Exercise requirements:
Look through the material below. Copy each line that contains the string "flip".

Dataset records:
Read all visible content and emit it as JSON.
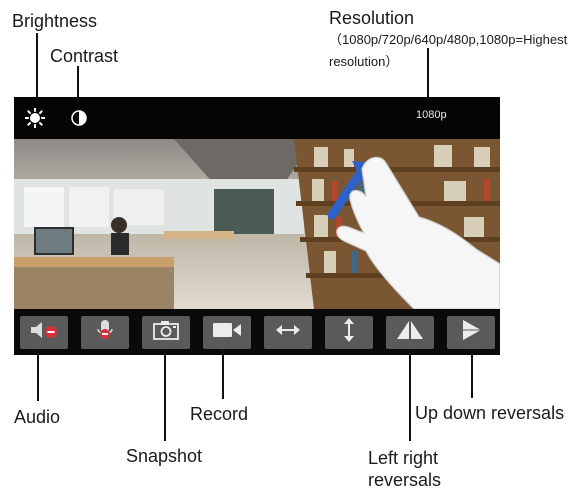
{
  "labels": {
    "brightness": "Brightness",
    "contrast": "Contrast",
    "resolution_title": "Resolution",
    "resolution_detail": "（1080p/720p/640p/480p,1080p=Highest resolution）",
    "audio": "Audio",
    "snapshot": "Snapshot",
    "record": "Record",
    "left_right_1": "Left right",
    "left_right_2": "reversals",
    "up_down": "Up down reversals"
  },
  "topbar": {
    "brightness_icon": "sun-icon",
    "contrast_icon": "half-circle-icon",
    "resolution_value": "1080p"
  },
  "controls": [
    {
      "name": "audio",
      "icon": "speaker-muted-icon"
    },
    {
      "name": "microphone",
      "icon": "microphone-icon"
    },
    {
      "name": "snapshot",
      "icon": "camera-icon"
    },
    {
      "name": "record",
      "icon": "video-camera-icon"
    },
    {
      "name": "horizontal-flip",
      "icon": "left-right-arrow-icon"
    },
    {
      "name": "vertical-flip",
      "icon": "up-down-arrow-icon"
    },
    {
      "name": "left-right-reversal",
      "icon": "mirror-triangles-icon"
    },
    {
      "name": "up-down-reversal",
      "icon": "play-triangle-icon"
    }
  ],
  "colors": {
    "bar": "#050505",
    "button": "#5a5a5a",
    "mute_badge": "#d6313b",
    "swipe_arrow": "#2f62c8"
  }
}
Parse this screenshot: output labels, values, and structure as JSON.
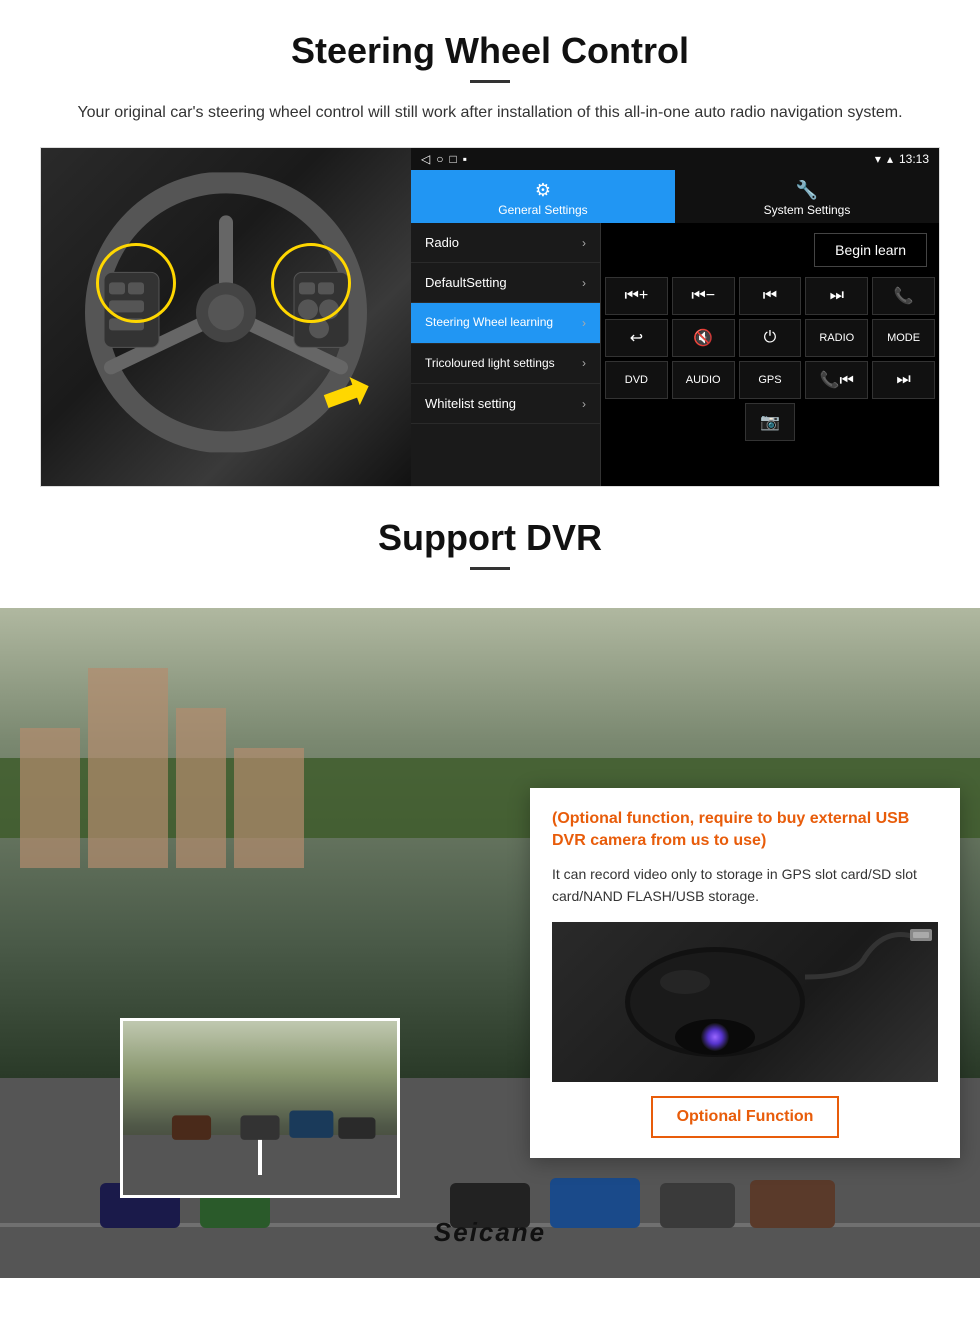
{
  "steering_section": {
    "title": "Steering Wheel Control",
    "subtitle": "Your original car's steering wheel control will still work after installation of this all-in-one auto radio navigation system.",
    "statusbar": {
      "time": "13:13",
      "signal_icon": "▼",
      "wifi_icon": "▲"
    },
    "tabs": {
      "general_settings": {
        "label": "General Settings",
        "icon": "⚙"
      },
      "system_settings": {
        "label": "System Settings",
        "icon": "🔧"
      }
    },
    "menu_items": [
      {
        "label": "Radio",
        "active": false
      },
      {
        "label": "DefaultSetting",
        "active": false
      },
      {
        "label": "Steering Wheel learning",
        "active": true
      },
      {
        "label": "Tricoloured light settings",
        "active": false
      },
      {
        "label": "Whitelist setting",
        "active": false
      }
    ],
    "begin_learn_label": "Begin learn",
    "control_buttons": {
      "row1": [
        "⏮+",
        "⏮-",
        "⏮",
        "⏭",
        "📞"
      ],
      "row2": [
        "↩",
        "🔇",
        "⏻",
        "RADIO",
        "MODE"
      ],
      "row3": [
        "DVD",
        "AUDIO",
        "GPS",
        "📞⏮",
        "⏭"
      ]
    }
  },
  "dvr_section": {
    "title": "Support DVR",
    "optional_text": "(Optional function, require to buy external USB DVR camera from us to use)",
    "description": "It can record video only to storage in GPS slot card/SD slot card/NAND FLASH/USB storage.",
    "optional_function_label": "Optional Function"
  },
  "branding": {
    "name": "Seicane"
  }
}
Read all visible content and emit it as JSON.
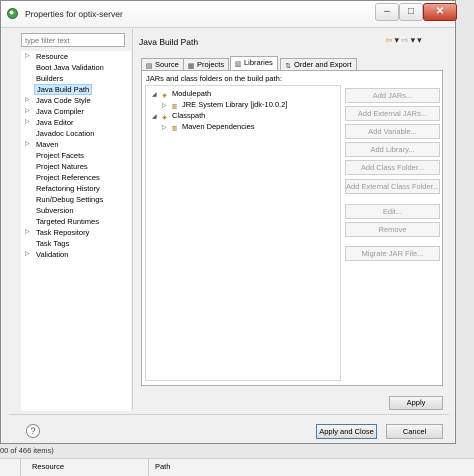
{
  "window": {
    "title": "Properties for optix-server",
    "minimize_glyph": "–",
    "maximize_glyph": "□",
    "close_glyph": "✕"
  },
  "filter": {
    "placeholder": "type filter text"
  },
  "left_tree": [
    {
      "label": "Resource",
      "arrow": "▷"
    },
    {
      "label": "Boot Java Validation",
      "arrow": ""
    },
    {
      "label": "Builders",
      "arrow": ""
    },
    {
      "label": "Java Build Path",
      "arrow": "",
      "selected": true
    },
    {
      "label": "Java Code Style",
      "arrow": "▷"
    },
    {
      "label": "Java Compiler",
      "arrow": "▷"
    },
    {
      "label": "Java Editor",
      "arrow": "▷"
    },
    {
      "label": "Javadoc Location",
      "arrow": ""
    },
    {
      "label": "Maven",
      "arrow": "▷"
    },
    {
      "label": "Project Facets",
      "arrow": ""
    },
    {
      "label": "Project Natures",
      "arrow": ""
    },
    {
      "label": "Project References",
      "arrow": ""
    },
    {
      "label": "Refactoring History",
      "arrow": ""
    },
    {
      "label": "Run/Debug Settings",
      "arrow": ""
    },
    {
      "label": "Subversion",
      "arrow": ""
    },
    {
      "label": "Targeted Runtimes",
      "arrow": ""
    },
    {
      "label": "Task Repository",
      "arrow": "▷"
    },
    {
      "label": "Task Tags",
      "arrow": ""
    },
    {
      "label": "Validation",
      "arrow": "▷"
    }
  ],
  "page": {
    "title": "Java Build Path",
    "nav": {
      "back": "⇦",
      "back_menu": "▾",
      "forward": "⇨",
      "forward_menu": "▾",
      "view_menu": "▾"
    }
  },
  "tabs": [
    {
      "label": "Source",
      "icon": "▤"
    },
    {
      "label": "Projects",
      "icon": "▦"
    },
    {
      "label": "Libraries",
      "icon": "▥",
      "active": true
    },
    {
      "label": "Order and Export",
      "icon": "⇅"
    }
  ],
  "panel": {
    "label": "JARs and class folders on the build path:",
    "tree": [
      {
        "label": "Modulepath",
        "arrow": "◢",
        "icon": "◈",
        "level": 0
      },
      {
        "label": "JRE System Library [jdk-10.0.2]",
        "arrow": "▷",
        "icon": "▥",
        "level": 1
      },
      {
        "label": "Classpath",
        "arrow": "◢",
        "icon": "◈",
        "level": 0
      },
      {
        "label": "Maven Dependencies",
        "arrow": "▷",
        "icon": "▥",
        "level": 1
      }
    ],
    "buttons": [
      "Add JARs...",
      "Add External JARs...",
      "Add Variable...",
      "Add Library...",
      "Add Class Folder...",
      "Add External Class Folder...",
      "Edit...",
      "Remove",
      "Migrate JAR File..."
    ]
  },
  "footer": {
    "apply_label": "Apply",
    "apply_close_label": "Apply and Close",
    "cancel_label": "Cancel",
    "help_glyph": "?"
  },
  "background": {
    "status_text": "00 of 466 items)",
    "col_resource": "Resource",
    "col_path": "Path"
  }
}
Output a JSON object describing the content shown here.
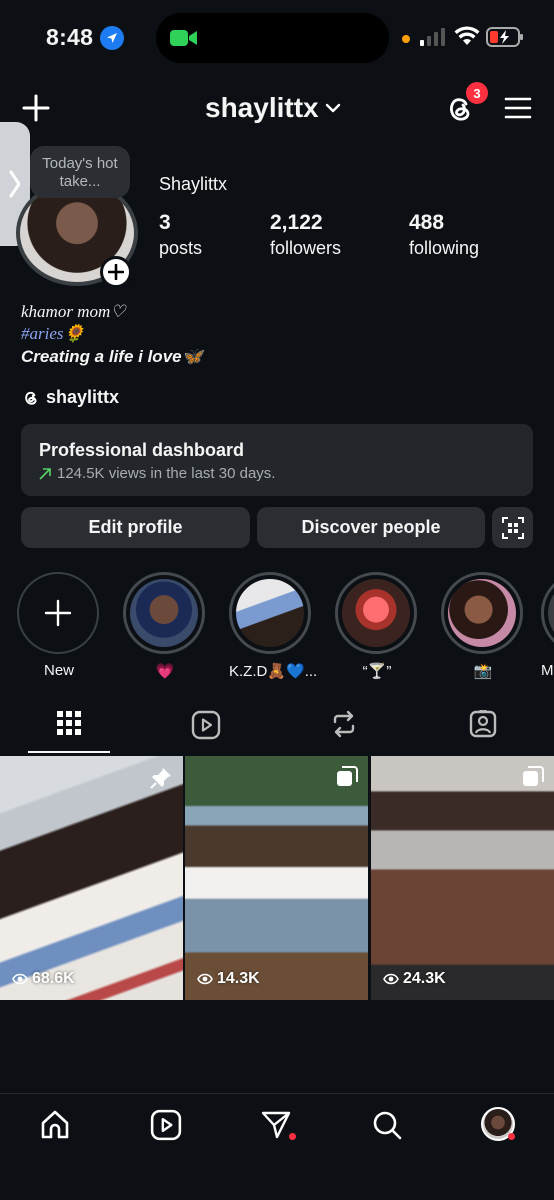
{
  "status": {
    "time": "8:48"
  },
  "header": {
    "username": "shaylittx",
    "threads_badge": "3"
  },
  "note": {
    "text": "Today's hot take..."
  },
  "profile": {
    "display_name": "Shaylittx",
    "stats": [
      {
        "value": "3",
        "label": "posts"
      },
      {
        "value": "2,122",
        "label": "followers"
      },
      {
        "value": "488",
        "label": "following"
      }
    ],
    "bio": [
      "khamor mom♡",
      "#aries🌻",
      "Creating a life i love🦋"
    ],
    "threads_handle": "shaylittx"
  },
  "dashboard": {
    "title": "Professional dashboard",
    "subtitle": "124.5K views in the last 30 days."
  },
  "buttons": {
    "edit": "Edit profile",
    "discover": "Discover people"
  },
  "highlights": [
    {
      "label": "New"
    },
    {
      "label": "💗"
    },
    {
      "label": "K.Z.D🧸💙..."
    },
    {
      "label": "“🍸”"
    },
    {
      "label": "📸"
    },
    {
      "label": "M"
    }
  ],
  "posts": [
    {
      "views": "68.6K"
    },
    {
      "views": "14.3K"
    },
    {
      "views": "24.3K"
    }
  ],
  "colors": {
    "background": "#0c1014",
    "badge": "#ff3040",
    "link": "#8ea3f4"
  }
}
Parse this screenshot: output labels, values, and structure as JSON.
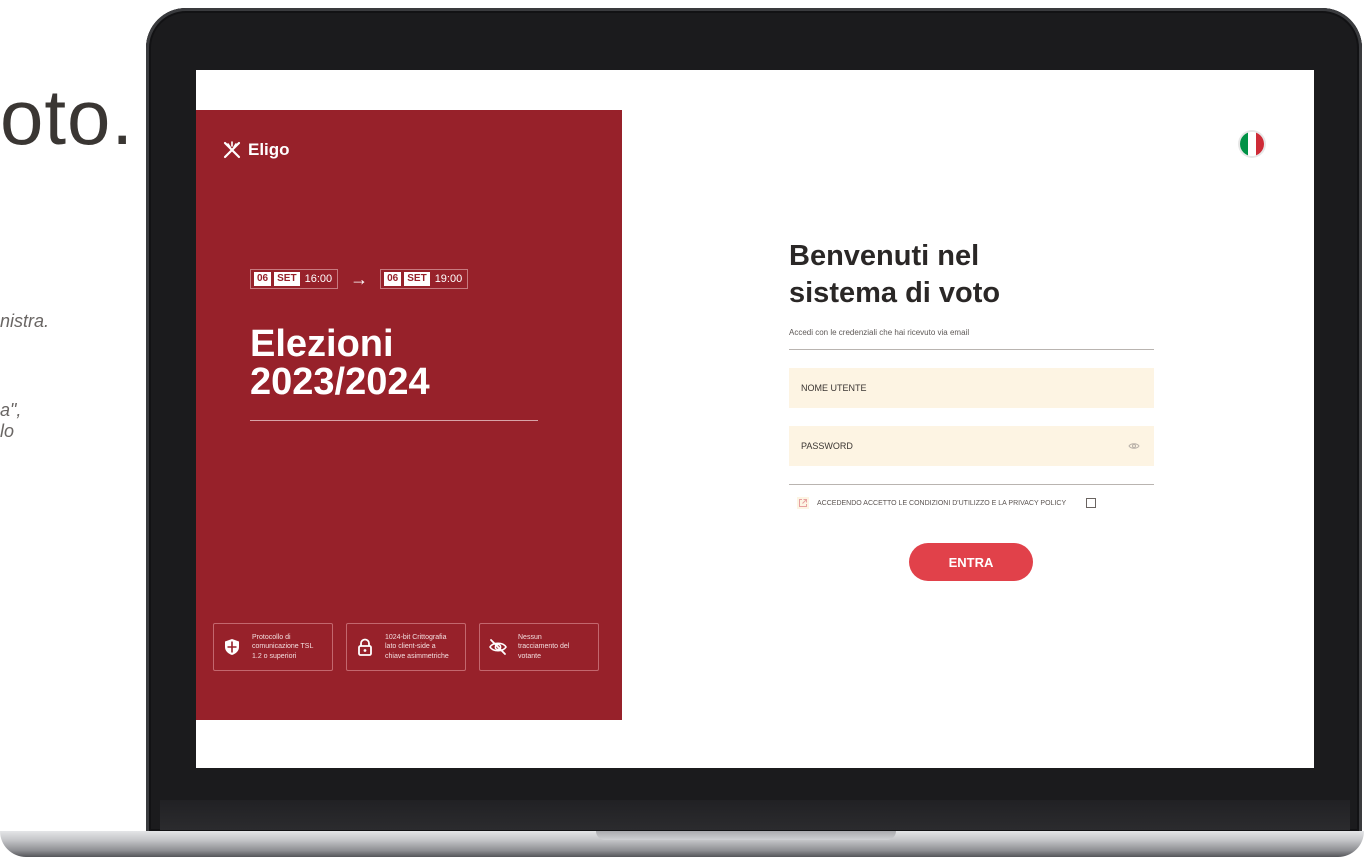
{
  "slide": {
    "heading": "oto.",
    "line1": "nistra.",
    "line2": "a\",",
    "line3": "lo"
  },
  "brand": {
    "name": "Eligo"
  },
  "election": {
    "start": {
      "day": "06",
      "month": "SET",
      "time": "16:00"
    },
    "end": {
      "day": "06",
      "month": "SET",
      "time": "19:00"
    },
    "arrow": "→",
    "title_line1": "Elezioni",
    "title_line2": "2023/2024"
  },
  "features": [
    {
      "icon": "shield-icon",
      "text": [
        "Protocollo di",
        "comunicazione TSL",
        "1.2 o superiori"
      ]
    },
    {
      "icon": "lock-icon",
      "text": [
        "1024-bit Crittografia",
        "lato client-side a",
        "chiave asimmetriche"
      ]
    },
    {
      "icon": "eye-off-icon",
      "text": [
        "Nessun",
        "tracciamento del",
        "votante"
      ]
    }
  ],
  "language": {
    "icon": "italy-flag-icon",
    "colors": [
      "#009246",
      "#ffffff",
      "#ce2b37"
    ]
  },
  "login": {
    "title_line1": "Benvenuti nel",
    "title_line2": "sistema di voto",
    "subtitle": "Accedi con le credenziali che hai ricevuto via email",
    "username_placeholder": "NOME UTENTE",
    "password_placeholder": "PASSWORD",
    "terms": "ACCEDENDO ACCETTO LE CONDIZIONI D'UTILIZZO E LA PRIVACY POLICY",
    "submit": "ENTRA"
  },
  "colors": {
    "panel": "#97212a",
    "accent_button": "#e1414a",
    "field_bg": "#fdf4e3"
  }
}
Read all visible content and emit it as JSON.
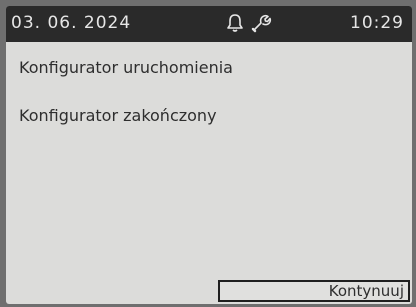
{
  "status_bar": {
    "date": "03. 06. 2024",
    "time": "10:29",
    "icons": [
      "bell-icon",
      "wrench-icon"
    ]
  },
  "content": {
    "title": "Konfigurator uruchomienia",
    "message": "Konfigurator zakończony"
  },
  "actions": {
    "continue_label": "Kontynuuj"
  },
  "colors": {
    "status_bar_bg": "#2a2a2a",
    "screen_bg": "#dcdcda",
    "text": "#2e2e2e"
  }
}
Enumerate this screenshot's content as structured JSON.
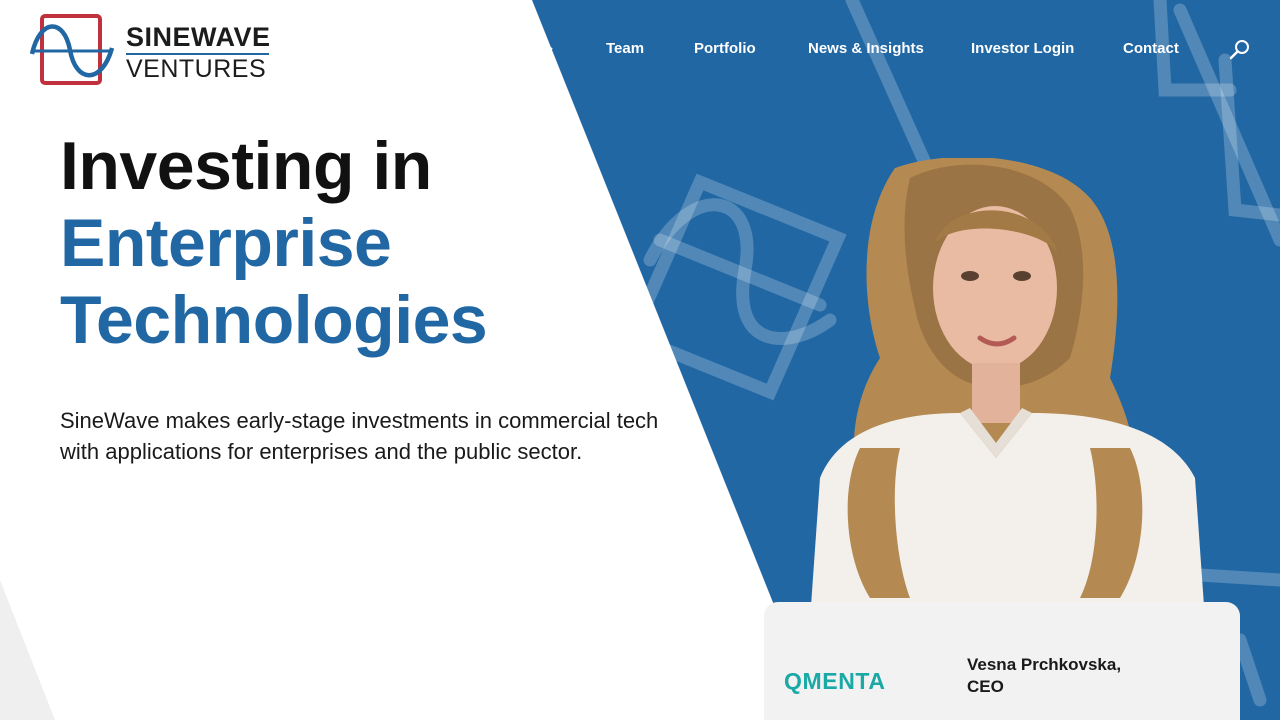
{
  "brand": {
    "name_line1": "SINEWAVE",
    "name_line2": "VENTURES",
    "colors": {
      "blue": "#2067a4",
      "red": "#c0313d",
      "dark": "#1c1c1c"
    }
  },
  "nav": {
    "items": [
      {
        "label": "Team"
      },
      {
        "label": "Portfolio"
      },
      {
        "label": "News & Insights"
      },
      {
        "label": "Investor Login"
      },
      {
        "label": "Contact"
      }
    ],
    "search_icon": "search-icon",
    "dropdown_icon": "chevron-down-icon"
  },
  "hero": {
    "headline_line1": "Investing in",
    "headline_line2": "Enterprise",
    "headline_line3": "Technologies",
    "description": "SineWave makes early-stage investments in commercial tech with applications for enterprises and the public sector."
  },
  "testimonial": {
    "company": "QMENTA",
    "person_line1": "Vesna Prchkovska,",
    "person_line2": "CEO",
    "company_color": "#1aa9a6"
  }
}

Solution:
      "name": "horizontal-flip",
      "name": "vertical-flip",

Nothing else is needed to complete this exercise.